→ **Exercise directions**
Extract the complete listing and repeat it word for word.

Data entries for graphics
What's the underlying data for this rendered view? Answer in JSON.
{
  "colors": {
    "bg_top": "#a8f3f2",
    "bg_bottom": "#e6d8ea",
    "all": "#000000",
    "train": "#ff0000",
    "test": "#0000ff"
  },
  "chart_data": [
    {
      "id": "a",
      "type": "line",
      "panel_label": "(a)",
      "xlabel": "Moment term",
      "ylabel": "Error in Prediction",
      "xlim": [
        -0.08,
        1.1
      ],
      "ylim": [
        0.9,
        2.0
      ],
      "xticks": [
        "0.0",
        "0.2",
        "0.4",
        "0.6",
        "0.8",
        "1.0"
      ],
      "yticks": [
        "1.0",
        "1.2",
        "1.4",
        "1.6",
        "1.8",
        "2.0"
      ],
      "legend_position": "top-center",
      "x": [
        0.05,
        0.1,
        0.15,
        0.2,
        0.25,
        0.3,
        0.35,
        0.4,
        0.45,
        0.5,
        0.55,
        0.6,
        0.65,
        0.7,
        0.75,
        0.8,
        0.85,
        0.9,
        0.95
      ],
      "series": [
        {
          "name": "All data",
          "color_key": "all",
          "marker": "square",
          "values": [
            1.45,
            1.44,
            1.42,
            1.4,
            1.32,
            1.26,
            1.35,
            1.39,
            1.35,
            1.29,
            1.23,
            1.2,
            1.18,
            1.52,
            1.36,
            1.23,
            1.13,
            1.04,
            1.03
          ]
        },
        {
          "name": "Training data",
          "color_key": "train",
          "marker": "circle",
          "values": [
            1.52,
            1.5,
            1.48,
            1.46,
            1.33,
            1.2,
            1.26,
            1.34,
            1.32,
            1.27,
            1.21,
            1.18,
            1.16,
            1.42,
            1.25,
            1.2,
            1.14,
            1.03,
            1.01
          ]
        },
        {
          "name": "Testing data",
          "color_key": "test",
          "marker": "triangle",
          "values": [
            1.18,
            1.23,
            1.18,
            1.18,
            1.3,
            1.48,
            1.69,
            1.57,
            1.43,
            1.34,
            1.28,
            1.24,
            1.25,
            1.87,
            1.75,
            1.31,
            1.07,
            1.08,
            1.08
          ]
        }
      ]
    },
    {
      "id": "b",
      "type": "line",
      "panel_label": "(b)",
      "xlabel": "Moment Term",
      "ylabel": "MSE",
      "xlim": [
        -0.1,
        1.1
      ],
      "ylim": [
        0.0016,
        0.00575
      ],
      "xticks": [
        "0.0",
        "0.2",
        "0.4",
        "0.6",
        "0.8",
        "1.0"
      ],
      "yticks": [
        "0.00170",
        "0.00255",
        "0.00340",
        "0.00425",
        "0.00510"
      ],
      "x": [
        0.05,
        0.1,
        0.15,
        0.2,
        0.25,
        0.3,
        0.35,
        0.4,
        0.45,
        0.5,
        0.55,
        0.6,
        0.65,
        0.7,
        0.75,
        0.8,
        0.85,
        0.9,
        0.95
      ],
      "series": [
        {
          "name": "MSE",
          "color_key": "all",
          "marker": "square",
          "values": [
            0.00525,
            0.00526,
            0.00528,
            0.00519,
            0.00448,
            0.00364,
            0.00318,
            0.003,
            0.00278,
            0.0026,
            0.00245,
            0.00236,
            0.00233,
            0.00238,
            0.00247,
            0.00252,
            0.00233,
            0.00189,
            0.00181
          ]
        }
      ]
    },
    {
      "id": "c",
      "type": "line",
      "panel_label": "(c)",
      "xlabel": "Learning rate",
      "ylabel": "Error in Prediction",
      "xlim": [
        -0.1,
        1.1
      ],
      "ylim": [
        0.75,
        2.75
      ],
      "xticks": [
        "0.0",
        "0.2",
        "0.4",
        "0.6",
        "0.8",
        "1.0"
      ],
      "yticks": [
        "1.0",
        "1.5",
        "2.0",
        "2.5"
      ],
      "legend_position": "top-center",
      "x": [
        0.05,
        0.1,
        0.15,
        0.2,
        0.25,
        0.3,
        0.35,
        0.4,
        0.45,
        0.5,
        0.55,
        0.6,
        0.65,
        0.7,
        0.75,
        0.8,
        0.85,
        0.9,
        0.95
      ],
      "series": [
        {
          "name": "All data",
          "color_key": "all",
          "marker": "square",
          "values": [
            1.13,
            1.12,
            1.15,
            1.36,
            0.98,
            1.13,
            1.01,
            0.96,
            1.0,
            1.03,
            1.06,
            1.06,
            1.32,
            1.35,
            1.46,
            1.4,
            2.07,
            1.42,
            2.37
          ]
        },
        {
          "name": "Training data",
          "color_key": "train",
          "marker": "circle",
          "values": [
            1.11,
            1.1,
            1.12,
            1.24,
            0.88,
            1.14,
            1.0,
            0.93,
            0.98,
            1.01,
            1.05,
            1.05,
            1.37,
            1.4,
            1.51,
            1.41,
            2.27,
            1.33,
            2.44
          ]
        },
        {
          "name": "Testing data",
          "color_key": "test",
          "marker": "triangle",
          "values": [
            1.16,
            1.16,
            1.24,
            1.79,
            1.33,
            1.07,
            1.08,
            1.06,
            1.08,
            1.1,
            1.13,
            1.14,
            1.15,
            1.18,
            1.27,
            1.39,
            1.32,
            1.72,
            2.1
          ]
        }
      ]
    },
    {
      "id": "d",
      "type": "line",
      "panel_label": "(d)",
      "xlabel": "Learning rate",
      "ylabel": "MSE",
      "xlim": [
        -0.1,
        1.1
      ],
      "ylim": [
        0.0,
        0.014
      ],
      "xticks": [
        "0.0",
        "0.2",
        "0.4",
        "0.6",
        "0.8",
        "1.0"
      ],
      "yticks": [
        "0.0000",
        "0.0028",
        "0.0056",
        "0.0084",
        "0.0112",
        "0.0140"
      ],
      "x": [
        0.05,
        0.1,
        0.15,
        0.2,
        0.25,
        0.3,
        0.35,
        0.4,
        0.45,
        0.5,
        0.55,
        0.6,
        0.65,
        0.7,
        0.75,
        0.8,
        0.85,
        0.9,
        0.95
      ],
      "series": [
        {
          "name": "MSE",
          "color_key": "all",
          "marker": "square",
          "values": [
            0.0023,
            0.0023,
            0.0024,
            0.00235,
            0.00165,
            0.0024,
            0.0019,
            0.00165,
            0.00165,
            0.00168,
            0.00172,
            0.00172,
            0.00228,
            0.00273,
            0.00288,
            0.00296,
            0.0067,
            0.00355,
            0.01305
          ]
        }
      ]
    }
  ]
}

→ **The completed task**
What's the underlying data for this rendered view? Answer in JSON.
{
  "colors": {
    "bg_top": "#a8f3f2",
    "bg_bottom": "#e6d8ea",
    "all": "#000000",
    "train": "#ff0000",
    "test": "#0000ff"
  },
  "chart_data": [
    {
      "id": "a",
      "type": "line",
      "panel_label": "(a)",
      "xlabel": "Moment term",
      "ylabel": "Error in Prediction",
      "xlim": [
        -0.08,
        1.1
      ],
      "ylim": [
        0.9,
        2.0
      ],
      "xticks": [
        "0.0",
        "0.2",
        "0.4",
        "0.6",
        "0.8",
        "1.0"
      ],
      "yticks": [
        "1.0",
        "1.2",
        "1.4",
        "1.6",
        "1.8",
        "2.0"
      ],
      "legend_position": "top-center",
      "x": [
        0.05,
        0.1,
        0.15,
        0.2,
        0.25,
        0.3,
        0.35,
        0.4,
        0.45,
        0.5,
        0.55,
        0.6,
        0.65,
        0.7,
        0.75,
        0.8,
        0.85,
        0.9,
        0.95
      ],
      "series": [
        {
          "name": "All data",
          "color_key": "all",
          "marker": "square",
          "values": [
            1.45,
            1.44,
            1.42,
            1.4,
            1.32,
            1.26,
            1.35,
            1.39,
            1.35,
            1.29,
            1.23,
            1.2,
            1.18,
            1.52,
            1.36,
            1.23,
            1.13,
            1.04,
            1.03
          ]
        },
        {
          "name": "Training data",
          "color_key": "train",
          "marker": "circle",
          "values": [
            1.52,
            1.5,
            1.48,
            1.46,
            1.33,
            1.2,
            1.26,
            1.34,
            1.32,
            1.27,
            1.21,
            1.18,
            1.16,
            1.42,
            1.25,
            1.2,
            1.14,
            1.03,
            1.01
          ]
        },
        {
          "name": "Testing data",
          "color_key": "test",
          "marker": "triangle",
          "values": [
            1.18,
            1.23,
            1.18,
            1.18,
            1.3,
            1.48,
            1.69,
            1.57,
            1.43,
            1.34,
            1.28,
            1.24,
            1.25,
            1.87,
            1.75,
            1.31,
            1.07,
            1.08,
            1.08
          ]
        }
      ]
    },
    {
      "id": "b",
      "type": "line",
      "panel_label": "(b)",
      "xlabel": "Moment Term",
      "ylabel": "MSE",
      "xlim": [
        -0.1,
        1.1
      ],
      "ylim": [
        0.0016,
        0.00575
      ],
      "xticks": [
        "0.0",
        "0.2",
        "0.4",
        "0.6",
        "0.8",
        "1.0"
      ],
      "yticks": [
        "0.00170",
        "0.00255",
        "0.00340",
        "0.00425",
        "0.00510"
      ],
      "x": [
        0.05,
        0.1,
        0.15,
        0.2,
        0.25,
        0.3,
        0.35,
        0.4,
        0.45,
        0.5,
        0.55,
        0.6,
        0.65,
        0.7,
        0.75,
        0.8,
        0.85,
        0.9,
        0.95
      ],
      "series": [
        {
          "name": "MSE",
          "color_key": "all",
          "marker": "square",
          "values": [
            0.00525,
            0.00526,
            0.00528,
            0.00519,
            0.00448,
            0.00364,
            0.00318,
            0.003,
            0.00278,
            0.0026,
            0.00245,
            0.00236,
            0.00233,
            0.00238,
            0.00247,
            0.00252,
            0.00233,
            0.00189,
            0.00181
          ]
        }
      ]
    },
    {
      "id": "c",
      "type": "line",
      "panel_label": "(c)",
      "xlabel": "Learning rate",
      "ylabel": "Error in Prediction",
      "xlim": [
        -0.1,
        1.1
      ],
      "ylim": [
        0.75,
        2.75
      ],
      "xticks": [
        "0.0",
        "0.2",
        "0.4",
        "0.6",
        "0.8",
        "1.0"
      ],
      "yticks": [
        "1.0",
        "1.5",
        "2.0",
        "2.5"
      ],
      "legend_position": "top-center",
      "x": [
        0.05,
        0.1,
        0.15,
        0.2,
        0.25,
        0.3,
        0.35,
        0.4,
        0.45,
        0.5,
        0.55,
        0.6,
        0.65,
        0.7,
        0.75,
        0.8,
        0.85,
        0.9,
        0.95
      ],
      "series": [
        {
          "name": "All data",
          "color_key": "all",
          "marker": "square",
          "values": [
            1.13,
            1.12,
            1.15,
            1.36,
            0.98,
            1.13,
            1.01,
            0.96,
            1.0,
            1.03,
            1.06,
            1.06,
            1.32,
            1.35,
            1.46,
            1.4,
            2.07,
            1.42,
            2.37
          ]
        },
        {
          "name": "Training data",
          "color_key": "train",
          "marker": "circle",
          "values": [
            1.11,
            1.1,
            1.12,
            1.24,
            0.88,
            1.14,
            1.0,
            0.93,
            0.98,
            1.01,
            1.05,
            1.05,
            1.37,
            1.4,
            1.51,
            1.41,
            2.27,
            1.33,
            2.44
          ]
        },
        {
          "name": "Testing data",
          "color_key": "test",
          "marker": "triangle",
          "values": [
            1.16,
            1.16,
            1.24,
            1.79,
            1.33,
            1.07,
            1.08,
            1.06,
            1.08,
            1.1,
            1.13,
            1.14,
            1.15,
            1.18,
            1.27,
            1.39,
            1.32,
            1.72,
            2.1
          ]
        }
      ]
    },
    {
      "id": "d",
      "type": "line",
      "panel_label": "(d)",
      "xlabel": "Learning rate",
      "ylabel": "MSE",
      "xlim": [
        -0.1,
        1.1
      ],
      "ylim": [
        0.0,
        0.014
      ],
      "xticks": [
        "0.0",
        "0.2",
        "0.4",
        "0.6",
        "0.8",
        "1.0"
      ],
      "yticks": [
        "0.0000",
        "0.0028",
        "0.0056",
        "0.0084",
        "0.0112",
        "0.0140"
      ],
      "x": [
        0.05,
        0.1,
        0.15,
        0.2,
        0.25,
        0.3,
        0.35,
        0.4,
        0.45,
        0.5,
        0.55,
        0.6,
        0.65,
        0.7,
        0.75,
        0.8,
        0.85,
        0.9,
        0.95
      ],
      "series": [
        {
          "name": "MSE",
          "color_key": "all",
          "marker": "square",
          "values": [
            0.0023,
            0.0023,
            0.0024,
            0.00235,
            0.00165,
            0.0024,
            0.0019,
            0.00165,
            0.00165,
            0.00168,
            0.00172,
            0.00172,
            0.00228,
            0.00273,
            0.00288,
            0.00296,
            0.0067,
            0.00355,
            0.01305
          ]
        }
      ]
    }
  ]
}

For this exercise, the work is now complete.